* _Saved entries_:
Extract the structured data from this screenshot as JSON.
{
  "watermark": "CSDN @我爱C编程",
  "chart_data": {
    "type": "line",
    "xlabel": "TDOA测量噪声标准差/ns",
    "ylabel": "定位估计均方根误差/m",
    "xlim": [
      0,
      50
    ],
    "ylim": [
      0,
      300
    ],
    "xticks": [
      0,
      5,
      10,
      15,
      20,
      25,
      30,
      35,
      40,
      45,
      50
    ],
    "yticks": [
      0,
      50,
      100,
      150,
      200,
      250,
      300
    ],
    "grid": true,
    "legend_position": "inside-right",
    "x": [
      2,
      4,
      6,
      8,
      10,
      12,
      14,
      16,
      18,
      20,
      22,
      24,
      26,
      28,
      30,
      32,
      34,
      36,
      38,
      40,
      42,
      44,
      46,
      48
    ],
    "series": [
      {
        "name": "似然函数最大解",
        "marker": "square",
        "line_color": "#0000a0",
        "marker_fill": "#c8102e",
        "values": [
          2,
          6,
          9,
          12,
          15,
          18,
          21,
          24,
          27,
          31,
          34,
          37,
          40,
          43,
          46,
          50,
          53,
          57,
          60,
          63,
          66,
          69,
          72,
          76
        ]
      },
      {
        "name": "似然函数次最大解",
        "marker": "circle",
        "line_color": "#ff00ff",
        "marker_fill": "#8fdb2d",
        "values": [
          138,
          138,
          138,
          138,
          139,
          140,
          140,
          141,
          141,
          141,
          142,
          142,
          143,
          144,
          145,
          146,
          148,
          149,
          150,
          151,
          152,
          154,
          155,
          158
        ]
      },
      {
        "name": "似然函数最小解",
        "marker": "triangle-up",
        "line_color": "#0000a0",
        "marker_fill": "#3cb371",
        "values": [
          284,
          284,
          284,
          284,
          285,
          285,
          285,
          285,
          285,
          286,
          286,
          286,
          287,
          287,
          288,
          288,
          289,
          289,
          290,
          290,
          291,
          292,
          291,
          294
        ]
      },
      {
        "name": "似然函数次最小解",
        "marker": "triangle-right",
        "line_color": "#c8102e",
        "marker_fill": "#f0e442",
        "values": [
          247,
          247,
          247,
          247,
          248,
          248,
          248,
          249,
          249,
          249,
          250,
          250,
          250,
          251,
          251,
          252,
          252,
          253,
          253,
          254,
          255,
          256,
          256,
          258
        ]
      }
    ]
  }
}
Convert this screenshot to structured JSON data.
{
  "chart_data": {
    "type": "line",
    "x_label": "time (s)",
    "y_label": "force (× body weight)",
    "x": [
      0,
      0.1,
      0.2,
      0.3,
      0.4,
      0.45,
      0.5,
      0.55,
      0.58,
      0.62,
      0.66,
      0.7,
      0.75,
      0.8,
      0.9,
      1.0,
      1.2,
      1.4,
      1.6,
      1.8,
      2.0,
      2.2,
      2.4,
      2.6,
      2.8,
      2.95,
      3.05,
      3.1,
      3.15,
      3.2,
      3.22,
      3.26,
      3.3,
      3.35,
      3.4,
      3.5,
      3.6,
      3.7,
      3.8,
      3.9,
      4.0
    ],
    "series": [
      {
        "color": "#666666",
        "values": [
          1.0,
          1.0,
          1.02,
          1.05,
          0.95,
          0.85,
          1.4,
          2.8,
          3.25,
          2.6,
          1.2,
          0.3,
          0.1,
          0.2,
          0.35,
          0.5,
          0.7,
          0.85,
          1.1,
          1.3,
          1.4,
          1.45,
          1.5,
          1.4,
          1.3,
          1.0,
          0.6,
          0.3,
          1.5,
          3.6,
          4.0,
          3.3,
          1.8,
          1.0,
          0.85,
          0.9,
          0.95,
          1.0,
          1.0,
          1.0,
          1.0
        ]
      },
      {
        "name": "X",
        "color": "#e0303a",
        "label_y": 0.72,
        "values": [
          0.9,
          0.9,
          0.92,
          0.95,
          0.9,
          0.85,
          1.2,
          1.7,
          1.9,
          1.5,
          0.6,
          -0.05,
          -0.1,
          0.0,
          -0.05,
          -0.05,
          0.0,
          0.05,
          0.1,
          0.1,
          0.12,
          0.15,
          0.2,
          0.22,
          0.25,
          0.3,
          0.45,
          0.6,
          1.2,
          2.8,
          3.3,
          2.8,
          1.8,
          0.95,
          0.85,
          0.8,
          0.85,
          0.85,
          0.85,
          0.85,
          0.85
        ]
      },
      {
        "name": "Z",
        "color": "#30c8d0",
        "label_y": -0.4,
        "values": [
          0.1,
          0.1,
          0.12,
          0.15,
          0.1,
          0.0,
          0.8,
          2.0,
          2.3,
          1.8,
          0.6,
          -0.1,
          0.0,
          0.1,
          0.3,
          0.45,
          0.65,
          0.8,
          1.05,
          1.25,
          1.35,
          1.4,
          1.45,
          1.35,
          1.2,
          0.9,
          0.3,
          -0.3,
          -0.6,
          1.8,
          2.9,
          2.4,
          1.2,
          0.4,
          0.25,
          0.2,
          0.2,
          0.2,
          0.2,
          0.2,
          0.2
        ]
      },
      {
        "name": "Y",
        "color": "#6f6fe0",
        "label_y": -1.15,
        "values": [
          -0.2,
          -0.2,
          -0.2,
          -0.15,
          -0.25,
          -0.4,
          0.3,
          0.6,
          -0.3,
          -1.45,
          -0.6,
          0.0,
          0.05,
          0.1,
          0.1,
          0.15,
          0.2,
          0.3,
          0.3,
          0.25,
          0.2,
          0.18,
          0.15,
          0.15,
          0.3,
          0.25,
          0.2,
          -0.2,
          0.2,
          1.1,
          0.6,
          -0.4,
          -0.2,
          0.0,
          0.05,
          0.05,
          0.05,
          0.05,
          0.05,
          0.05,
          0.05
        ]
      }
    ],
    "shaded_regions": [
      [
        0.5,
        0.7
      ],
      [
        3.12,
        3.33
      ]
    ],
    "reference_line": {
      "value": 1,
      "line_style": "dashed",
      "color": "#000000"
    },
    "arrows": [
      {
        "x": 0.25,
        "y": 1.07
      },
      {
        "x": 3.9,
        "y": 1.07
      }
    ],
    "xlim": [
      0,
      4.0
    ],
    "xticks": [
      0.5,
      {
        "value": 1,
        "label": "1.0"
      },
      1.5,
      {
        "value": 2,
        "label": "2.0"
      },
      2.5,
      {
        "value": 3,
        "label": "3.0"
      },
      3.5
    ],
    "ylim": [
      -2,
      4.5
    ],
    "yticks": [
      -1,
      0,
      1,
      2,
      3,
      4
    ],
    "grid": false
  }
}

* _Set exercise_: All the entries above need to be reproduced exactly.

* _Answer for the task_:
Extract the structured data from this screenshot as JSON.
{
  "watermark": "CSDN @我爱C编程",
  "chart_data": {
    "type": "line",
    "xlabel": "TDOA测量噪声标准差/ns",
    "ylabel": "定位估计均方根误差/m",
    "xlim": [
      0,
      50
    ],
    "ylim": [
      0,
      300
    ],
    "xticks": [
      0,
      5,
      10,
      15,
      20,
      25,
      30,
      35,
      40,
      45,
      50
    ],
    "yticks": [
      0,
      50,
      100,
      150,
      200,
      250,
      300
    ],
    "grid": true,
    "legend_position": "inside-right",
    "x": [
      2,
      4,
      6,
      8,
      10,
      12,
      14,
      16,
      18,
      20,
      22,
      24,
      26,
      28,
      30,
      32,
      34,
      36,
      38,
      40,
      42,
      44,
      46,
      48
    ],
    "series": [
      {
        "name": "似然函数最大解",
        "marker": "square",
        "line_color": "#0000a0",
        "marker_fill": "#c8102e",
        "values": [
          2,
          6,
          9,
          12,
          15,
          18,
          21,
          24,
          27,
          31,
          34,
          37,
          40,
          43,
          46,
          50,
          53,
          57,
          60,
          63,
          66,
          69,
          72,
          76
        ]
      },
      {
        "name": "似然函数次最大解",
        "marker": "circle",
        "line_color": "#ff00ff",
        "marker_fill": "#8fdb2d",
        "values": [
          138,
          138,
          138,
          138,
          139,
          140,
          140,
          141,
          141,
          141,
          142,
          142,
          143,
          144,
          145,
          146,
          148,
          149,
          150,
          151,
          152,
          154,
          155,
          158
        ]
      },
      {
        "name": "似然函数最小解",
        "marker": "triangle-up",
        "line_color": "#0000a0",
        "marker_fill": "#3cb371",
        "values": [
          284,
          284,
          284,
          284,
          285,
          285,
          285,
          285,
          285,
          286,
          286,
          286,
          287,
          287,
          288,
          288,
          289,
          289,
          290,
          290,
          291,
          292,
          291,
          294
        ]
      },
      {
        "name": "似然函数次最小解",
        "marker": "triangle-right",
        "line_color": "#c8102e",
        "marker_fill": "#f0e442",
        "values": [
          247,
          247,
          247,
          247,
          248,
          248,
          248,
          249,
          249,
          249,
          250,
          250,
          250,
          251,
          251,
          252,
          252,
          253,
          253,
          254,
          255,
          256,
          256,
          258
        ]
      }
    ]
  }
}
Convert this screenshot to structured JSON data.
{
  "chart_data": {
    "type": "line",
    "x_label": "time (s)",
    "y_label": "force (× body weight)",
    "x": [
      0,
      0.1,
      0.2,
      0.3,
      0.4,
      0.45,
      0.5,
      0.55,
      0.58,
      0.62,
      0.66,
      0.7,
      0.75,
      0.8,
      0.9,
      1.0,
      1.2,
      1.4,
      1.6,
      1.8,
      2.0,
      2.2,
      2.4,
      2.6,
      2.8,
      2.95,
      3.05,
      3.1,
      3.15,
      3.2,
      3.22,
      3.26,
      3.3,
      3.35,
      3.4,
      3.5,
      3.6,
      3.7,
      3.8,
      3.9,
      4.0
    ],
    "series": [
      {
        "color": "#666666",
        "values": [
          1.0,
          1.0,
          1.02,
          1.05,
          0.95,
          0.85,
          1.4,
          2.8,
          3.25,
          2.6,
          1.2,
          0.3,
          0.1,
          0.2,
          0.35,
          0.5,
          0.7,
          0.85,
          1.1,
          1.3,
          1.4,
          1.45,
          1.5,
          1.4,
          1.3,
          1.0,
          0.6,
          0.3,
          1.5,
          3.6,
          4.0,
          3.3,
          1.8,
          1.0,
          0.85,
          0.9,
          0.95,
          1.0,
          1.0,
          1.0,
          1.0
        ]
      },
      {
        "name": "X",
        "color": "#e0303a",
        "label_y": 0.72,
        "values": [
          0.9,
          0.9,
          0.92,
          0.95,
          0.9,
          0.85,
          1.2,
          1.7,
          1.9,
          1.5,
          0.6,
          -0.05,
          -0.1,
          0.0,
          -0.05,
          -0.05,
          0.0,
          0.05,
          0.1,
          0.1,
          0.12,
          0.15,
          0.2,
          0.22,
          0.25,
          0.3,
          0.45,
          0.6,
          1.2,
          2.8,
          3.3,
          2.8,
          1.8,
          0.95,
          0.85,
          0.8,
          0.85,
          0.85,
          0.85,
          0.85,
          0.85
        ]
      },
      {
        "name": "Z",
        "color": "#30c8d0",
        "label_y": -0.4,
        "values": [
          0.1,
          0.1,
          0.12,
          0.15,
          0.1,
          0.0,
          0.8,
          2.0,
          2.3,
          1.8,
          0.6,
          -0.1,
          0.0,
          0.1,
          0.3,
          0.45,
          0.65,
          0.8,
          1.05,
          1.25,
          1.35,
          1.4,
          1.45,
          1.35,
          1.2,
          0.9,
          0.3,
          -0.3,
          -0.6,
          1.8,
          2.9,
          2.4,
          1.2,
          0.4,
          0.25,
          0.2,
          0.2,
          0.2,
          0.2,
          0.2,
          0.2
        ]
      },
      {
        "name": "Y",
        "color": "#6f6fe0",
        "label_y": -1.15,
        "values": [
          -0.2,
          -0.2,
          -0.2,
          -0.15,
          -0.25,
          -0.4,
          0.3,
          0.6,
          -0.3,
          -1.45,
          -0.6,
          0.0,
          0.05,
          0.1,
          0.1,
          0.15,
          0.2,
          0.3,
          0.3,
          0.25,
          0.2,
          0.18,
          0.15,
          0.15,
          0.3,
          0.25,
          0.2,
          -0.2,
          0.2,
          1.1,
          0.6,
          -0.4,
          -0.2,
          0.0,
          0.05,
          0.05,
          0.05,
          0.05,
          0.05,
          0.05,
          0.05
        ]
      }
    ],
    "shaded_regions": [
      [
        0.5,
        0.7
      ],
      [
        3.12,
        3.33
      ]
    ],
    "reference_line": {
      "value": 1,
      "line_style": "dashed",
      "color": "#000000"
    },
    "arrows": [
      {
        "x": 0.25,
        "y": 1.07
      },
      {
        "x": 3.9,
        "y": 1.07
      }
    ],
    "xlim": [
      0,
      4.0
    ],
    "xticks": [
      0.5,
      {
        "value": 1,
        "label": "1.0"
      },
      1.5,
      {
        "value": 2,
        "label": "2.0"
      },
      2.5,
      {
        "value": 3,
        "label": "3.0"
      },
      3.5
    ],
    "ylim": [
      -2,
      4.5
    ],
    "yticks": [
      -1,
      0,
      1,
      2,
      3,
      4
    ],
    "grid": false
  }
}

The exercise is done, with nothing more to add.